→ **TASK TO CARRY OUT**
Would you transcribe all of the data exactly, down to the last character?
※ ※ ※
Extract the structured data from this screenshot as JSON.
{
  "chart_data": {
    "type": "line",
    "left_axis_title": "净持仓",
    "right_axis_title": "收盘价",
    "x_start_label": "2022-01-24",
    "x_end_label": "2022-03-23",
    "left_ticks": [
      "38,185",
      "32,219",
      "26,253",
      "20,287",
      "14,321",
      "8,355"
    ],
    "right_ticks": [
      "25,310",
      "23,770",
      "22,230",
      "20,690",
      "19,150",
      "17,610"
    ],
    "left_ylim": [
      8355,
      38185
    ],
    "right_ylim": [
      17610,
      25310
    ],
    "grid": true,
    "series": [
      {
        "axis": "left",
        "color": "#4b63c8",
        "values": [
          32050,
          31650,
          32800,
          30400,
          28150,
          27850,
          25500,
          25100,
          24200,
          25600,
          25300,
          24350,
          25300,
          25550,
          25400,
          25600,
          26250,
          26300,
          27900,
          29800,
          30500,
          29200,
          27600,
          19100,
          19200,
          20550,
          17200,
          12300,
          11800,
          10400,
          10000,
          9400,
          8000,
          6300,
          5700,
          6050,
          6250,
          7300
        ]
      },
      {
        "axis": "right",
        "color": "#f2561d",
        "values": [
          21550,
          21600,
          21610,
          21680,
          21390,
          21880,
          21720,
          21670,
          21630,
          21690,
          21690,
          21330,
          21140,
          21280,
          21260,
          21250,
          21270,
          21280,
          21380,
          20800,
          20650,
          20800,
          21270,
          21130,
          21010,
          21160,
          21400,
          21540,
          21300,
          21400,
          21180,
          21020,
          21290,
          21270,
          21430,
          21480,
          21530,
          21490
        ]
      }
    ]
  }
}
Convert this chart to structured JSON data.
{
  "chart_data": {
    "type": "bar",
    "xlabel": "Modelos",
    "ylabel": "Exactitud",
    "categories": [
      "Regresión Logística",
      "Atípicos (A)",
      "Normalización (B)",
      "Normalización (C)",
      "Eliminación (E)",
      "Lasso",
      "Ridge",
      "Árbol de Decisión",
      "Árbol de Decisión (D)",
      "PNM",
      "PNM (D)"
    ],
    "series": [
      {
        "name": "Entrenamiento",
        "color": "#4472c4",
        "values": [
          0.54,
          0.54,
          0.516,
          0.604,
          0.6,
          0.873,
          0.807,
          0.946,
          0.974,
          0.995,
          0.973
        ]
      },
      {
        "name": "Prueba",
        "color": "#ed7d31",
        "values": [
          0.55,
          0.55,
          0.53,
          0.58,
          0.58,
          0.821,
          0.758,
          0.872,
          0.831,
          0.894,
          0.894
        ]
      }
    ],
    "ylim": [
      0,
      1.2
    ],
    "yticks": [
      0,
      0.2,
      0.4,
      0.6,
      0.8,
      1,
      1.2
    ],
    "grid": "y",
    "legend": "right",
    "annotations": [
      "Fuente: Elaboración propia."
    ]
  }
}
※ ※ ※
→ **COMPLETE RESPONSE**
Extract the structured data from this screenshot as JSON.
{
  "chart_data": {
    "type": "line",
    "left_axis_title": "净持仓",
    "right_axis_title": "收盘价",
    "x_start_label": "2022-01-24",
    "x_end_label": "2022-03-23",
    "left_ticks": [
      "38,185",
      "32,219",
      "26,253",
      "20,287",
      "14,321",
      "8,355"
    ],
    "right_ticks": [
      "25,310",
      "23,770",
      "22,230",
      "20,690",
      "19,150",
      "17,610"
    ],
    "left_ylim": [
      8355,
      38185
    ],
    "right_ylim": [
      17610,
      25310
    ],
    "grid": true,
    "series": [
      {
        "axis": "left",
        "color": "#4b63c8",
        "values": [
          32050,
          31650,
          32800,
          30400,
          28150,
          27850,
          25500,
          25100,
          24200,
          25600,
          25300,
          24350,
          25300,
          25550,
          25400,
          25600,
          26250,
          26300,
          27900,
          29800,
          30500,
          29200,
          27600,
          19100,
          19200,
          20550,
          17200,
          12300,
          11800,
          10400,
          10000,
          9400,
          8000,
          6300,
          5700,
          6050,
          6250,
          7300
        ]
      },
      {
        "axis": "right",
        "color": "#f2561d",
        "values": [
          21550,
          21600,
          21610,
          21680,
          21390,
          21880,
          21720,
          21670,
          21630,
          21690,
          21690,
          21330,
          21140,
          21280,
          21260,
          21250,
          21270,
          21280,
          21380,
          20800,
          20650,
          20800,
          21270,
          21130,
          21010,
          21160,
          21400,
          21540,
          21300,
          21400,
          21180,
          21020,
          21290,
          21270,
          21430,
          21480,
          21530,
          21490
        ]
      }
    ]
  }
}
Convert this chart to structured JSON data.
{
  "chart_data": {
    "type": "bar",
    "xlabel": "Modelos",
    "ylabel": "Exactitud",
    "categories": [
      "Regresión Logística",
      "Atípicos (A)",
      "Normalización (B)",
      "Normalización (C)",
      "Eliminación (E)",
      "Lasso",
      "Ridge",
      "Árbol de Decisión",
      "Árbol de Decisión (D)",
      "PNM",
      "PNM (D)"
    ],
    "series": [
      {
        "name": "Entrenamiento",
        "color": "#4472c4",
        "values": [
          0.54,
          0.54,
          0.516,
          0.604,
          0.6,
          0.873,
          0.807,
          0.946,
          0.974,
          0.995,
          0.973
        ]
      },
      {
        "name": "Prueba",
        "color": "#ed7d31",
        "values": [
          0.55,
          0.55,
          0.53,
          0.58,
          0.58,
          0.821,
          0.758,
          0.872,
          0.831,
          0.894,
          0.894
        ]
      }
    ],
    "ylim": [
      0,
      1.2
    ],
    "yticks": [
      0,
      0.2,
      0.4,
      0.6,
      0.8,
      1,
      1.2
    ],
    "grid": "y",
    "legend": "right",
    "annotations": [
      "Fuente: Elaboración propia."
    ]
  }
}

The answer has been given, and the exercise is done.